What to produce » Produce the listing below again, exactly as shown.

Records for processing »
○ ○ ○ ○

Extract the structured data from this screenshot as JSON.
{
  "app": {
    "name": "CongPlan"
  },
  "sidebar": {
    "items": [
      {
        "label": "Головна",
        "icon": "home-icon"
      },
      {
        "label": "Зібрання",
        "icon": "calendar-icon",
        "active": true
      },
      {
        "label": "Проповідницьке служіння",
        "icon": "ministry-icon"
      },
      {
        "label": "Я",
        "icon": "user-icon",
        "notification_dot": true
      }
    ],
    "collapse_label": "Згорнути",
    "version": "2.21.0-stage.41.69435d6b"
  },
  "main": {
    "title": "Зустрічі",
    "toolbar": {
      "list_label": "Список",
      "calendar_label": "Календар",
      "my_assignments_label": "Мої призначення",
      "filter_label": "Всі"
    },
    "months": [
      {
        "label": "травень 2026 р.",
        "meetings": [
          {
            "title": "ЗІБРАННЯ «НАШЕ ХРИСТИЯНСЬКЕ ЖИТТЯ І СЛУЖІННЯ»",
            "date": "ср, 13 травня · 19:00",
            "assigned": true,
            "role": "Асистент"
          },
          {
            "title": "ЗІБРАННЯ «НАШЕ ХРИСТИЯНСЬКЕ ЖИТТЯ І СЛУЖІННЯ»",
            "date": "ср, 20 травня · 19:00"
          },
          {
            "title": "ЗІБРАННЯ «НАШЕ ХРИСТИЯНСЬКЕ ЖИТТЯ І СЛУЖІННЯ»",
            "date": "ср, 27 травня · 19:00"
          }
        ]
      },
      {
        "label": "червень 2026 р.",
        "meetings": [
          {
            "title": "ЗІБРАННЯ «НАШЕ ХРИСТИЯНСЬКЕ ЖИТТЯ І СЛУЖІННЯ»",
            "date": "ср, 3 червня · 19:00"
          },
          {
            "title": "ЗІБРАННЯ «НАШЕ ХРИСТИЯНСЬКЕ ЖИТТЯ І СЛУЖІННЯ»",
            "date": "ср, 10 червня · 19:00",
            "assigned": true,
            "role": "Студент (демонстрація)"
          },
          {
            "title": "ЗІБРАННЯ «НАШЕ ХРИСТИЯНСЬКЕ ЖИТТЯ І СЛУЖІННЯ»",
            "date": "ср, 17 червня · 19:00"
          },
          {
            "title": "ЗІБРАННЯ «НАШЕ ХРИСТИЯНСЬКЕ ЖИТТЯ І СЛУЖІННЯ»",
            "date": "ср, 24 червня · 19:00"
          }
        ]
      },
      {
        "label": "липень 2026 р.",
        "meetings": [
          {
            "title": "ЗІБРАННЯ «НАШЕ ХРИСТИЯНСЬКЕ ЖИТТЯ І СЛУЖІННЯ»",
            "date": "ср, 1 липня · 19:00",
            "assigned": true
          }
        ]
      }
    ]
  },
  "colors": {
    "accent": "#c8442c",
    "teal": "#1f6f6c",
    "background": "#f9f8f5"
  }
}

○ ○ ○ ○

Solved exercise »
Extract the structured data from this screenshot as JSON.
{
  "app": {
    "name": "CongPlan"
  },
  "sidebar": {
    "items": [
      {
        "label": "Головна",
        "icon": "home-icon"
      },
      {
        "label": "Зібрання",
        "icon": "calendar-icon",
        "active": true
      },
      {
        "label": "Проповідницьке служіння",
        "icon": "ministry-icon"
      },
      {
        "label": "Я",
        "icon": "user-icon",
        "notification_dot": true
      }
    ],
    "collapse_label": "Згорнути",
    "version": "2.21.0-stage.41.69435d6b"
  },
  "main": {
    "title": "Зустрічі",
    "toolbar": {
      "list_label": "Список",
      "calendar_label": "Календар",
      "my_assignments_label": "Мої призначення",
      "filter_label": "Всі"
    },
    "months": [
      {
        "label": "травень 2026 р.",
        "meetings": [
          {
            "title": "ЗІБРАННЯ «НАШЕ ХРИСТИЯНСЬКЕ ЖИТТЯ І СЛУЖІННЯ»",
            "date": "ср, 13 травня · 19:00",
            "assigned": true,
            "role": "Асистент"
          },
          {
            "title": "ЗІБРАННЯ «НАШЕ ХРИСТИЯНСЬКЕ ЖИТТЯ І СЛУЖІННЯ»",
            "date": "ср, 20 травня · 19:00"
          },
          {
            "title": "ЗІБРАННЯ «НАШЕ ХРИСТИЯНСЬКЕ ЖИТТЯ І СЛУЖІННЯ»",
            "date": "ср, 27 травня · 19:00"
          }
        ]
      },
      {
        "label": "червень 2026 р.",
        "meetings": [
          {
            "title": "ЗІБРАННЯ «НАШЕ ХРИСТИЯНСЬКЕ ЖИТТЯ І СЛУЖІННЯ»",
            "date": "ср, 3 червня · 19:00"
          },
          {
            "title": "ЗІБРАННЯ «НАШЕ ХРИСТИЯНСЬКЕ ЖИТТЯ І СЛУЖІННЯ»",
            "date": "ср, 10 червня · 19:00",
            "assigned": true,
            "role": "Студент (демонстрація)"
          },
          {
            "title": "ЗІБРАННЯ «НАШЕ ХРИСТИЯНСЬКЕ ЖИТТЯ І СЛУЖІННЯ»",
            "date": "ср, 17 червня · 19:00"
          },
          {
            "title": "ЗІБРАННЯ «НАШЕ ХРИСТИЯНСЬКЕ ЖИТТЯ І СЛУЖІННЯ»",
            "date": "ср, 24 червня · 19:00"
          }
        ]
      },
      {
        "label": "липень 2026 р.",
        "meetings": [
          {
            "title": "ЗІБРАННЯ «НАШЕ ХРИСТИЯНСЬКЕ ЖИТТЯ І СЛУЖІННЯ»",
            "date": "ср, 1 липня · 19:00",
            "assigned": true
          }
        ]
      }
    ]
  },
  "colors": {
    "accent": "#c8442c",
    "teal": "#1f6f6c",
    "background": "#f9f8f5"
  }
}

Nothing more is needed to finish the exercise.